**Dataset excerpts:**
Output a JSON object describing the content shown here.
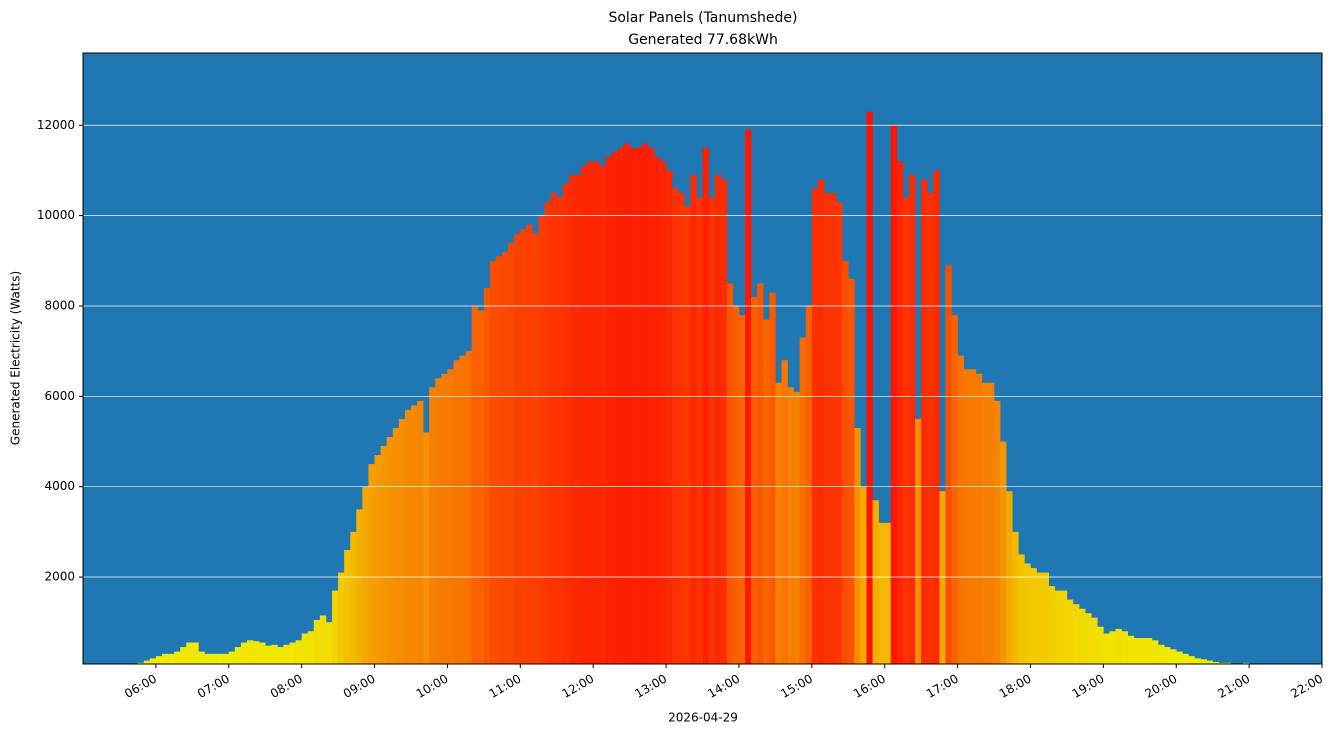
{
  "chart_data": {
    "type": "bar",
    "title": "Solar Panels (Tanumshede)",
    "subtitle": "Generated 77.68kWh",
    "x_label": "2026-04-29",
    "y_label": "Generated Electricity (Watts)",
    "x": [
      "05:10",
      "05:15",
      "05:20",
      "05:25",
      "05:30",
      "05:35",
      "05:40",
      "05:45",
      "05:50",
      "05:55",
      "06:00",
      "06:05",
      "06:10",
      "06:15",
      "06:20",
      "06:25",
      "06:30",
      "06:35",
      "06:40",
      "06:45",
      "06:50",
      "06:55",
      "07:00",
      "07:05",
      "07:10",
      "07:15",
      "07:20",
      "07:25",
      "07:30",
      "07:35",
      "07:40",
      "07:45",
      "07:50",
      "07:55",
      "08:00",
      "08:05",
      "08:10",
      "08:15",
      "08:20",
      "08:25",
      "08:30",
      "08:35",
      "08:40",
      "08:45",
      "08:50",
      "08:55",
      "09:00",
      "09:05",
      "09:10",
      "09:15",
      "09:20",
      "09:25",
      "09:30",
      "09:35",
      "09:40",
      "09:45",
      "09:50",
      "09:55",
      "10:00",
      "10:05",
      "10:10",
      "10:15",
      "10:20",
      "10:25",
      "10:30",
      "10:35",
      "10:40",
      "10:45",
      "10:50",
      "10:55",
      "11:00",
      "11:05",
      "11:10",
      "11:15",
      "11:20",
      "11:25",
      "11:30",
      "11:35",
      "11:40",
      "11:45",
      "11:50",
      "11:55",
      "12:00",
      "12:05",
      "12:10",
      "12:15",
      "12:20",
      "12:25",
      "12:30",
      "12:35",
      "12:40",
      "12:45",
      "12:50",
      "12:55",
      "13:00",
      "13:05",
      "13:10",
      "13:15",
      "13:20",
      "13:25",
      "13:30",
      "13:35",
      "13:40",
      "13:45",
      "13:50",
      "13:55",
      "14:00",
      "14:05",
      "14:10",
      "14:15",
      "14:20",
      "14:25",
      "14:30",
      "14:35",
      "14:40",
      "14:45",
      "14:50",
      "14:55",
      "15:00",
      "15:05",
      "15:10",
      "15:15",
      "15:20",
      "15:25",
      "15:30",
      "15:35",
      "15:40",
      "15:45",
      "15:50",
      "15:55",
      "16:00",
      "16:05",
      "16:10",
      "16:15",
      "16:20",
      "16:25",
      "16:30",
      "16:35",
      "16:40",
      "16:45",
      "16:50",
      "16:55",
      "17:00",
      "17:05",
      "17:10",
      "17:15",
      "17:20",
      "17:25",
      "17:30",
      "17:35",
      "17:40",
      "17:45",
      "17:50",
      "17:55",
      "18:00",
      "18:05",
      "18:10",
      "18:15",
      "18:20",
      "18:25",
      "18:30",
      "18:35",
      "18:40",
      "18:45",
      "18:50",
      "18:55",
      "19:00",
      "19:05",
      "19:10",
      "19:15",
      "19:20",
      "19:25",
      "19:30",
      "19:35",
      "19:40",
      "19:45",
      "19:50",
      "19:55",
      "20:00",
      "20:05",
      "20:10",
      "20:15",
      "20:20",
      "20:25",
      "20:30",
      "20:35",
      "20:40",
      "20:45",
      "20:50",
      "20:55"
    ],
    "values": [
      50,
      50,
      30,
      30,
      50,
      40,
      60,
      100,
      150,
      200,
      250,
      300,
      300,
      350,
      450,
      550,
      550,
      350,
      300,
      300,
      300,
      300,
      350,
      450,
      550,
      600,
      580,
      550,
      480,
      500,
      450,
      500,
      550,
      600,
      750,
      800,
      1050,
      1150,
      1000,
      1700,
      2100,
      2600,
      3000,
      3500,
      4000,
      4500,
      4700,
      4900,
      5100,
      5300,
      5500,
      5700,
      5800,
      5900,
      5200,
      6200,
      6400,
      6500,
      6600,
      6800,
      6900,
      7000,
      8000,
      7900,
      8400,
      9000,
      9100,
      9200,
      9400,
      9600,
      9700,
      9800,
      9600,
      10000,
      10300,
      10500,
      10400,
      10700,
      10900,
      10900,
      11100,
      11200,
      11200,
      11100,
      11300,
      11400,
      11500,
      11600,
      11500,
      11500,
      11600,
      11500,
      11300,
      11200,
      11000,
      10600,
      10500,
      10200,
      10900,
      10400,
      11500,
      10400,
      10900,
      10800,
      8500,
      8000,
      7800,
      11900,
      8200,
      8500,
      7700,
      8300,
      6300,
      6800,
      6200,
      6100,
      7300,
      8000,
      10600,
      10800,
      10500,
      10500,
      10300,
      9000,
      8600,
      5300,
      4000,
      12300,
      3700,
      3200,
      3200,
      12000,
      11200,
      10400,
      10900,
      5500,
      10800,
      10500,
      11000,
      3900,
      8900,
      7800,
      6900,
      6600,
      6600,
      6500,
      6300,
      6300,
      5900,
      5000,
      3900,
      3000,
      2500,
      2300,
      2200,
      2100,
      2100,
      1800,
      1700,
      1700,
      1500,
      1400,
      1300,
      1200,
      1100,
      900,
      750,
      800,
      850,
      800,
      700,
      650,
      650,
      650,
      600,
      500,
      450,
      400,
      350,
      300,
      250,
      200,
      180,
      150,
      120,
      100,
      100,
      60,
      40,
      100
    ],
    "bar_interval_minutes": 5,
    "color_low": "#f0f000",
    "color_high": "#ff1100",
    "background": "#1f77b4",
    "xlim": [
      "05:00",
      "22:00"
    ],
    "xticks": [
      "06:00",
      "07:00",
      "08:00",
      "09:00",
      "10:00",
      "11:00",
      "12:00",
      "13:00",
      "14:00",
      "15:00",
      "16:00",
      "17:00",
      "18:00",
      "19:00",
      "20:00",
      "21:00",
      "22:00"
    ],
    "ylim": [
      75,
      13600
    ],
    "yticks": [
      2000,
      4000,
      6000,
      8000,
      10000,
      12000
    ],
    "grid": true
  }
}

**Challenge:** Check each line of the records above for the word "Generated", then give the number of lines that have it, with no other words.

**Response to this task:** 2